------ SUPPLIED RECORDS ------

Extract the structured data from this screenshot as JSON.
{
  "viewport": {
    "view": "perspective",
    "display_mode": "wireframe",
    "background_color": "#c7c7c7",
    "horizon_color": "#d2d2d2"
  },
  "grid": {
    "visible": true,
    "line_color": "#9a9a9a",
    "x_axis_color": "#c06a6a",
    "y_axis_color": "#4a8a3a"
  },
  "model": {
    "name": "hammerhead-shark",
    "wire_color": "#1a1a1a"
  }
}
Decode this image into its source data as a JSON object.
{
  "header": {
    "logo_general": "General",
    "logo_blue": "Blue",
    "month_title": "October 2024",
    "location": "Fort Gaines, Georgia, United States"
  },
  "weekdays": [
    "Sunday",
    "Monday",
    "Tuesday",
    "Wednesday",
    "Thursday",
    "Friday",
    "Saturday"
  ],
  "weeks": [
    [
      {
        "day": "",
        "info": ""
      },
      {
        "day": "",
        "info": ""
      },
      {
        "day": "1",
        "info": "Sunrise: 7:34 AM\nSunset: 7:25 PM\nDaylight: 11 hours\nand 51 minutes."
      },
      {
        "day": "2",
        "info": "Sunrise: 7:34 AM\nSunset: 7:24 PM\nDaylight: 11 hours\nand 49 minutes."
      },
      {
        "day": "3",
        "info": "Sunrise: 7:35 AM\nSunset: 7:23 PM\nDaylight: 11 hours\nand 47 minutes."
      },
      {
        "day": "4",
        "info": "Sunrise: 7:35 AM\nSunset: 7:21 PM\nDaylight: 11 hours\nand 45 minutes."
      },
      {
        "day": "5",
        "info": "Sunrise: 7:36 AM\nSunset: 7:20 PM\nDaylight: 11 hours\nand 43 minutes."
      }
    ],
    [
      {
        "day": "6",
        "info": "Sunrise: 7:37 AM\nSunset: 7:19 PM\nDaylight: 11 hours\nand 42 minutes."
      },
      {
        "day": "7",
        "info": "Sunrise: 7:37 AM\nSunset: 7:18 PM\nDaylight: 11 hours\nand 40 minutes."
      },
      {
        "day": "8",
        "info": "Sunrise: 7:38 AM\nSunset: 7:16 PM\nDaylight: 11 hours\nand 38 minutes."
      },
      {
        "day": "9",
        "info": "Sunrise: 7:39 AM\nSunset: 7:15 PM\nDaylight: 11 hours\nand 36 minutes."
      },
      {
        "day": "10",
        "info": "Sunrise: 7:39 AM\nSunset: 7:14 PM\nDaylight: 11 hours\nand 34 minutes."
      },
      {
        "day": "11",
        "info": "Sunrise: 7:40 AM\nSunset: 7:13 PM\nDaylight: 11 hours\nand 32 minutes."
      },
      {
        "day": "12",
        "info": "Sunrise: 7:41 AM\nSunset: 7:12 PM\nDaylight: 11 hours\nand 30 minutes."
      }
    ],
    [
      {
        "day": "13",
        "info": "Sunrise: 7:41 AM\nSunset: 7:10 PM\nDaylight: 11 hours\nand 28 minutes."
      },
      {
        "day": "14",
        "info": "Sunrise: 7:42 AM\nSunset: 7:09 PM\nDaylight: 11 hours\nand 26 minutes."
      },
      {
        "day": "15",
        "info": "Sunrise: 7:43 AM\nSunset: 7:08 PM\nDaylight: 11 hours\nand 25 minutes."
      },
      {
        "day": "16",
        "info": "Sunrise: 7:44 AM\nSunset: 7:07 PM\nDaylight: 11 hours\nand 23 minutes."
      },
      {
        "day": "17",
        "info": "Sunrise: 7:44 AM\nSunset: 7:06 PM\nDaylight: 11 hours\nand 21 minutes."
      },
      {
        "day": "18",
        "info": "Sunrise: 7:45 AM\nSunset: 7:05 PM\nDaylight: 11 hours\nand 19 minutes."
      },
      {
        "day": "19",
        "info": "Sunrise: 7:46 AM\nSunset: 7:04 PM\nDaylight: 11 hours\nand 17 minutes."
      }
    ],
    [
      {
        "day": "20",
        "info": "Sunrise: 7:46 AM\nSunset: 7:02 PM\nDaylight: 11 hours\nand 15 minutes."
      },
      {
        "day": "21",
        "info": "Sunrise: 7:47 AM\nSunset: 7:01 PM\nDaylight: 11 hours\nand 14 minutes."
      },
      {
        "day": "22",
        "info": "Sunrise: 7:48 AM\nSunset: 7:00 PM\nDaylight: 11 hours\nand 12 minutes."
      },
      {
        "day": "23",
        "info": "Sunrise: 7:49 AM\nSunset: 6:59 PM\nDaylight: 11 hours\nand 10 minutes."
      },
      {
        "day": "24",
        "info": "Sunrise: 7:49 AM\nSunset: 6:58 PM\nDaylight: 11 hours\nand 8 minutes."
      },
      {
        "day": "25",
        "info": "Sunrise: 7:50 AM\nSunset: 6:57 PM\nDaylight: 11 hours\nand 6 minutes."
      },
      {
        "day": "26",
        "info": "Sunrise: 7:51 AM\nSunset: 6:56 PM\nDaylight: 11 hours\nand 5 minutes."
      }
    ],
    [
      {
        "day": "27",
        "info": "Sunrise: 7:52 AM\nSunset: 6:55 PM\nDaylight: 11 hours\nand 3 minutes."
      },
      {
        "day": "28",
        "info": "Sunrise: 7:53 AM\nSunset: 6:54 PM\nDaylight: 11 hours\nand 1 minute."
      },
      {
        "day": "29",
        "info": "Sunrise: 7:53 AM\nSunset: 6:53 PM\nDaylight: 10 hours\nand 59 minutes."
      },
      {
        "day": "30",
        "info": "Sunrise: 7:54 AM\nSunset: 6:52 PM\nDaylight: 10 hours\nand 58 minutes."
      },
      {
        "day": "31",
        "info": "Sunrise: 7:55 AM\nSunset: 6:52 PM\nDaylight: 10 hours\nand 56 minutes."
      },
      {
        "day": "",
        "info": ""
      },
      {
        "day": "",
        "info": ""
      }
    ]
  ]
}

------

YOUR GOAL = Every line above needs to be retyped exactly.

REPLY =
Extract the structured data from this screenshot as JSON.
{
  "viewport": {
    "view": "perspective",
    "display_mode": "wireframe",
    "background_color": "#c7c7c7",
    "horizon_color": "#d2d2d2"
  },
  "grid": {
    "visible": true,
    "line_color": "#9a9a9a",
    "x_axis_color": "#c06a6a",
    "y_axis_color": "#4a8a3a"
  },
  "model": {
    "name": "hammerhead-shark",
    "wire_color": "#1a1a1a"
  }
}
Decode this image into its source data as a JSON object.
{
  "header": {
    "logo_general": "General",
    "logo_blue": "Blue",
    "month_title": "October 2024",
    "location": "Fort Gaines, Georgia, United States"
  },
  "weekdays": [
    "Sunday",
    "Monday",
    "Tuesday",
    "Wednesday",
    "Thursday",
    "Friday",
    "Saturday"
  ],
  "weeks": [
    [
      {
        "day": "",
        "info": ""
      },
      {
        "day": "",
        "info": ""
      },
      {
        "day": "1",
        "info": "Sunrise: 7:34 AM\nSunset: 7:25 PM\nDaylight: 11 hours\nand 51 minutes."
      },
      {
        "day": "2",
        "info": "Sunrise: 7:34 AM\nSunset: 7:24 PM\nDaylight: 11 hours\nand 49 minutes."
      },
      {
        "day": "3",
        "info": "Sunrise: 7:35 AM\nSunset: 7:23 PM\nDaylight: 11 hours\nand 47 minutes."
      },
      {
        "day": "4",
        "info": "Sunrise: 7:35 AM\nSunset: 7:21 PM\nDaylight: 11 hours\nand 45 minutes."
      },
      {
        "day": "5",
        "info": "Sunrise: 7:36 AM\nSunset: 7:20 PM\nDaylight: 11 hours\nand 43 minutes."
      }
    ],
    [
      {
        "day": "6",
        "info": "Sunrise: 7:37 AM\nSunset: 7:19 PM\nDaylight: 11 hours\nand 42 minutes."
      },
      {
        "day": "7",
        "info": "Sunrise: 7:37 AM\nSunset: 7:18 PM\nDaylight: 11 hours\nand 40 minutes."
      },
      {
        "day": "8",
        "info": "Sunrise: 7:38 AM\nSunset: 7:16 PM\nDaylight: 11 hours\nand 38 minutes."
      },
      {
        "day": "9",
        "info": "Sunrise: 7:39 AM\nSunset: 7:15 PM\nDaylight: 11 hours\nand 36 minutes."
      },
      {
        "day": "10",
        "info": "Sunrise: 7:39 AM\nSunset: 7:14 PM\nDaylight: 11 hours\nand 34 minutes."
      },
      {
        "day": "11",
        "info": "Sunrise: 7:40 AM\nSunset: 7:13 PM\nDaylight: 11 hours\nand 32 minutes."
      },
      {
        "day": "12",
        "info": "Sunrise: 7:41 AM\nSunset: 7:12 PM\nDaylight: 11 hours\nand 30 minutes."
      }
    ],
    [
      {
        "day": "13",
        "info": "Sunrise: 7:41 AM\nSunset: 7:10 PM\nDaylight: 11 hours\nand 28 minutes."
      },
      {
        "day": "14",
        "info": "Sunrise: 7:42 AM\nSunset: 7:09 PM\nDaylight: 11 hours\nand 26 minutes."
      },
      {
        "day": "15",
        "info": "Sunrise: 7:43 AM\nSunset: 7:08 PM\nDaylight: 11 hours\nand 25 minutes."
      },
      {
        "day": "16",
        "info": "Sunrise: 7:44 AM\nSunset: 7:07 PM\nDaylight: 11 hours\nand 23 minutes."
      },
      {
        "day": "17",
        "info": "Sunrise: 7:44 AM\nSunset: 7:06 PM\nDaylight: 11 hours\nand 21 minutes."
      },
      {
        "day": "18",
        "info": "Sunrise: 7:45 AM\nSunset: 7:05 PM\nDaylight: 11 hours\nand 19 minutes."
      },
      {
        "day": "19",
        "info": "Sunrise: 7:46 AM\nSunset: 7:04 PM\nDaylight: 11 hours\nand 17 minutes."
      }
    ],
    [
      {
        "day": "20",
        "info": "Sunrise: 7:46 AM\nSunset: 7:02 PM\nDaylight: 11 hours\nand 15 minutes."
      },
      {
        "day": "21",
        "info": "Sunrise: 7:47 AM\nSunset: 7:01 PM\nDaylight: 11 hours\nand 14 minutes."
      },
      {
        "day": "22",
        "info": "Sunrise: 7:48 AM\nSunset: 7:00 PM\nDaylight: 11 hours\nand 12 minutes."
      },
      {
        "day": "23",
        "info": "Sunrise: 7:49 AM\nSunset: 6:59 PM\nDaylight: 11 hours\nand 10 minutes."
      },
      {
        "day": "24",
        "info": "Sunrise: 7:49 AM\nSunset: 6:58 PM\nDaylight: 11 hours\nand 8 minutes."
      },
      {
        "day": "25",
        "info": "Sunrise: 7:50 AM\nSunset: 6:57 PM\nDaylight: 11 hours\nand 6 minutes."
      },
      {
        "day": "26",
        "info": "Sunrise: 7:51 AM\nSunset: 6:56 PM\nDaylight: 11 hours\nand 5 minutes."
      }
    ],
    [
      {
        "day": "27",
        "info": "Sunrise: 7:52 AM\nSunset: 6:55 PM\nDaylight: 11 hours\nand 3 minutes."
      },
      {
        "day": "28",
        "info": "Sunrise: 7:53 AM\nSunset: 6:54 PM\nDaylight: 11 hours\nand 1 minute."
      },
      {
        "day": "29",
        "info": "Sunrise: 7:53 AM\nSunset: 6:53 PM\nDaylight: 10 hours\nand 59 minutes."
      },
      {
        "day": "30",
        "info": "Sunrise: 7:54 AM\nSunset: 6:52 PM\nDaylight: 10 hours\nand 58 minutes."
      },
      {
        "day": "31",
        "info": "Sunrise: 7:55 AM\nSunset: 6:52 PM\nDaylight: 10 hours\nand 56 minutes."
      },
      {
        "day": "",
        "info": ""
      },
      {
        "day": "",
        "info": ""
      }
    ]
  ]
}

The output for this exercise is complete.